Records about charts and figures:
__________

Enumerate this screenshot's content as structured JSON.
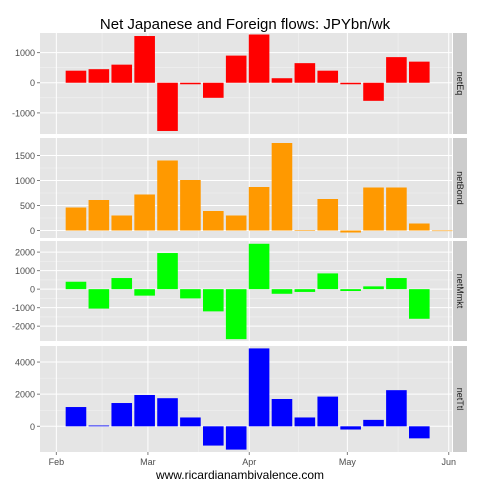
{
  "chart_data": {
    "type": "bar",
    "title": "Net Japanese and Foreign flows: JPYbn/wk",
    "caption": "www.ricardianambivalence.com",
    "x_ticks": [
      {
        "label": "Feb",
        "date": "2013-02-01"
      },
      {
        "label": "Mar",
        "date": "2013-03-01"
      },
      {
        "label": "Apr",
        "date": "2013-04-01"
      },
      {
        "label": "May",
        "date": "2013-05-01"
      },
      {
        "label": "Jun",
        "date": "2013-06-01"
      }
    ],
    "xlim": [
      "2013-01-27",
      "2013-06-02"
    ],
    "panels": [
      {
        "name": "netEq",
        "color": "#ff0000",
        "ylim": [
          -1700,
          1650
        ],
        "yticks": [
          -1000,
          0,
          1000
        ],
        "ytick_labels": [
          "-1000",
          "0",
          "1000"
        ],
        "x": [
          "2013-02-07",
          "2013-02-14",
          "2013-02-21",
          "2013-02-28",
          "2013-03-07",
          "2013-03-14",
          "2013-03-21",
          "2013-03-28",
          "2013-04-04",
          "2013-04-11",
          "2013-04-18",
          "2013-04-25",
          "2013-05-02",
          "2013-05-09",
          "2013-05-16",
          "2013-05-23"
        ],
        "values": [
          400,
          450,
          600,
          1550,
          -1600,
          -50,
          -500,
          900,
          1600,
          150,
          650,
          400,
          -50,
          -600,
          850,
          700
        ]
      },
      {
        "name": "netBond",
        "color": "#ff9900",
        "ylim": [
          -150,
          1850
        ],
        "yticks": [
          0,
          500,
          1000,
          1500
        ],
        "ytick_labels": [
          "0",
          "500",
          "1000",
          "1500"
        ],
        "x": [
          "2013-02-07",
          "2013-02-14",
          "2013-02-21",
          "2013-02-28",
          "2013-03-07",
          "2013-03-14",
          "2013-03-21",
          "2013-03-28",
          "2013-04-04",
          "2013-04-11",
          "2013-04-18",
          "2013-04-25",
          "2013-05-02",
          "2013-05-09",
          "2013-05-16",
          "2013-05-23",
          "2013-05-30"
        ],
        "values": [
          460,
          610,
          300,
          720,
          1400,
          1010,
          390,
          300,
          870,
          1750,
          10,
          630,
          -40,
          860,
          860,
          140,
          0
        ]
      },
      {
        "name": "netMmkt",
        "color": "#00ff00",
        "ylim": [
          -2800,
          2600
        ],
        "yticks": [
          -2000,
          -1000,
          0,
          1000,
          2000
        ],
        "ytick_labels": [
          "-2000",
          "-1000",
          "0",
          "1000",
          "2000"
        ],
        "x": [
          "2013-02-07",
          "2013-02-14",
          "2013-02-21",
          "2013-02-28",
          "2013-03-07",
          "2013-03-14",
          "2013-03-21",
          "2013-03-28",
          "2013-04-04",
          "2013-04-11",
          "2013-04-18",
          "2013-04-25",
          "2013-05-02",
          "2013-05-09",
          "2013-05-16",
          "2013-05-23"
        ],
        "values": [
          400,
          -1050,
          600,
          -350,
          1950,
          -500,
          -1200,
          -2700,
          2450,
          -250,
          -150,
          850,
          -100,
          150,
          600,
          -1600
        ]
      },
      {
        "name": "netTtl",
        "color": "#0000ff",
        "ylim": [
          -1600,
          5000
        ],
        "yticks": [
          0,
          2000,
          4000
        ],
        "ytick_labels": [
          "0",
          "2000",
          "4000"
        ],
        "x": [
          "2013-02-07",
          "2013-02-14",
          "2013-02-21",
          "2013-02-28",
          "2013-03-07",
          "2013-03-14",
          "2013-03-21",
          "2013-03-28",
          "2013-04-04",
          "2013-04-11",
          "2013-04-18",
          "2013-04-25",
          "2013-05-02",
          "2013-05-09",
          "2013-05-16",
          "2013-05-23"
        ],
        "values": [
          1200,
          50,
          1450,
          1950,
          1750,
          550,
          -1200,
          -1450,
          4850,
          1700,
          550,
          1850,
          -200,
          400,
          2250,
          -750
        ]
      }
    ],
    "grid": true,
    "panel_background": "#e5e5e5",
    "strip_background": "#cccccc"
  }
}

__________

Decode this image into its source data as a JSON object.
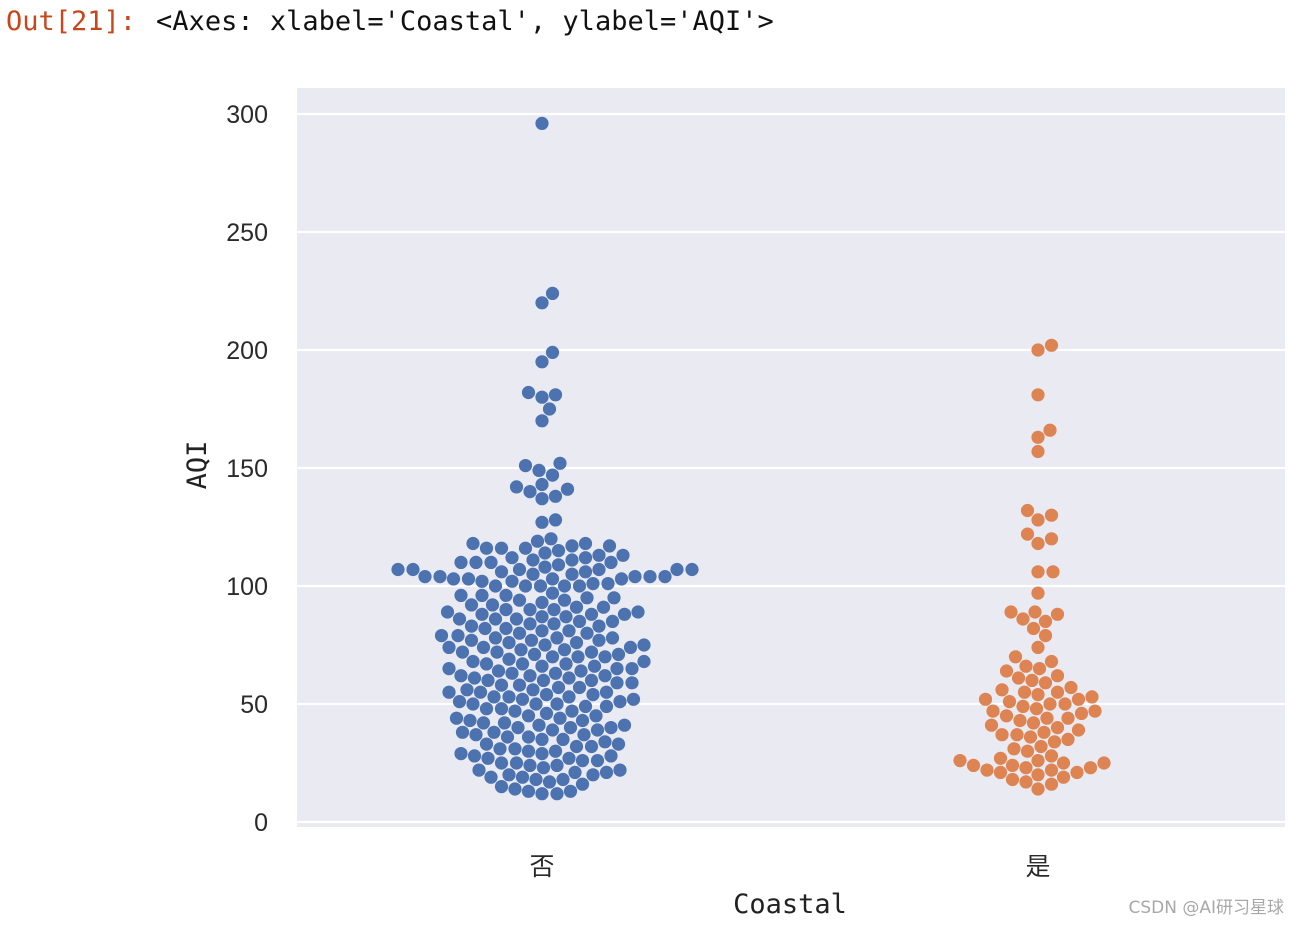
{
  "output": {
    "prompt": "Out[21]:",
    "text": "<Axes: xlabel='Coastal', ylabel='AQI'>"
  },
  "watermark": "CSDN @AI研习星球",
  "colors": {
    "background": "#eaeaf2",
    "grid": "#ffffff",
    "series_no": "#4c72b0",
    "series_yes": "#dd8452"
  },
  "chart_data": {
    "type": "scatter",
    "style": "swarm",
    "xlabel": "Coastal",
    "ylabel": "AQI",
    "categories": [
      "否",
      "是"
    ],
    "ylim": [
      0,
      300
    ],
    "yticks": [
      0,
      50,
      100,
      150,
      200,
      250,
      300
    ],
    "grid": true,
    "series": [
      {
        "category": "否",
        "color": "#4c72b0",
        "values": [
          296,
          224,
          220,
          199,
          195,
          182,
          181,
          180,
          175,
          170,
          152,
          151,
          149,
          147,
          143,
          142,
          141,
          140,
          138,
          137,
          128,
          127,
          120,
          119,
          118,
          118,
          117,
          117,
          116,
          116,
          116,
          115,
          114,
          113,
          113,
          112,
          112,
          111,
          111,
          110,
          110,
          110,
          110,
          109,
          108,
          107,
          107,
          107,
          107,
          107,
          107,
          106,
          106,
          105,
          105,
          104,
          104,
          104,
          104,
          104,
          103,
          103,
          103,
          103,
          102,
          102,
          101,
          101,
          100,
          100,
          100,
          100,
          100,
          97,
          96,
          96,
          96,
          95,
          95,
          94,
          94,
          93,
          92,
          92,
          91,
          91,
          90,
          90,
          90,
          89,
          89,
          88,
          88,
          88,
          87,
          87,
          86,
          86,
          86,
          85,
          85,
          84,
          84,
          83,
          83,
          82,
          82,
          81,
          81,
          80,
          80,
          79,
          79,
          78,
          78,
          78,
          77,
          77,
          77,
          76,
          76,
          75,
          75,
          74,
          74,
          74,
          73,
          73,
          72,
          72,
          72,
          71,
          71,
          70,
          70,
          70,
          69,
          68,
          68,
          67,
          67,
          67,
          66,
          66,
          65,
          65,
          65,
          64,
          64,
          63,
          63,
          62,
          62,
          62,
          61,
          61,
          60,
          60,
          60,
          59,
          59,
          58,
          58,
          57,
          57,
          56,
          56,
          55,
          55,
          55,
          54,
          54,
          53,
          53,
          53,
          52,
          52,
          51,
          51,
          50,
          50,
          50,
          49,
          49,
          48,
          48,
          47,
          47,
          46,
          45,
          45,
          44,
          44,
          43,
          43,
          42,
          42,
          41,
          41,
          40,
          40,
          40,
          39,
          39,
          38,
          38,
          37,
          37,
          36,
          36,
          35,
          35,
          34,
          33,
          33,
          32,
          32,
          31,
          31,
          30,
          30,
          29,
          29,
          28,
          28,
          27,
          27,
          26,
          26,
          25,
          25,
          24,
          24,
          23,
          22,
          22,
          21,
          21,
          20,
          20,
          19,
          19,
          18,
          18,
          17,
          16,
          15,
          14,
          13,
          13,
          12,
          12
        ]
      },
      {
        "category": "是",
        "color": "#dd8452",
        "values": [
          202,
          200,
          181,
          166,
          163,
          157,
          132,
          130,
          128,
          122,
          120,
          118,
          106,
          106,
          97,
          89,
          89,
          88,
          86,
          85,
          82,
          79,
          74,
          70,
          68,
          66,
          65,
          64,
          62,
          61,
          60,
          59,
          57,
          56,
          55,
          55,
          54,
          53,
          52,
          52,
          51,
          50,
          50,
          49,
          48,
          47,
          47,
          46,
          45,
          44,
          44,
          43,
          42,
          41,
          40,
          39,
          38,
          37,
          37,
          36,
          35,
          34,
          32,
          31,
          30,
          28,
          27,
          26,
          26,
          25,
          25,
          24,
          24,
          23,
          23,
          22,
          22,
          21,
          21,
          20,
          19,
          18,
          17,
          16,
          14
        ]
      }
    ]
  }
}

__________

• PROBLEM TO WORK ON:
Check each line above for the string "JSON", then copy the ones that have it.

• EXERCISE OUTPUT:
Enumerate this screenshot's content as structured JSON.
Decode this image into its source data as a JSON object.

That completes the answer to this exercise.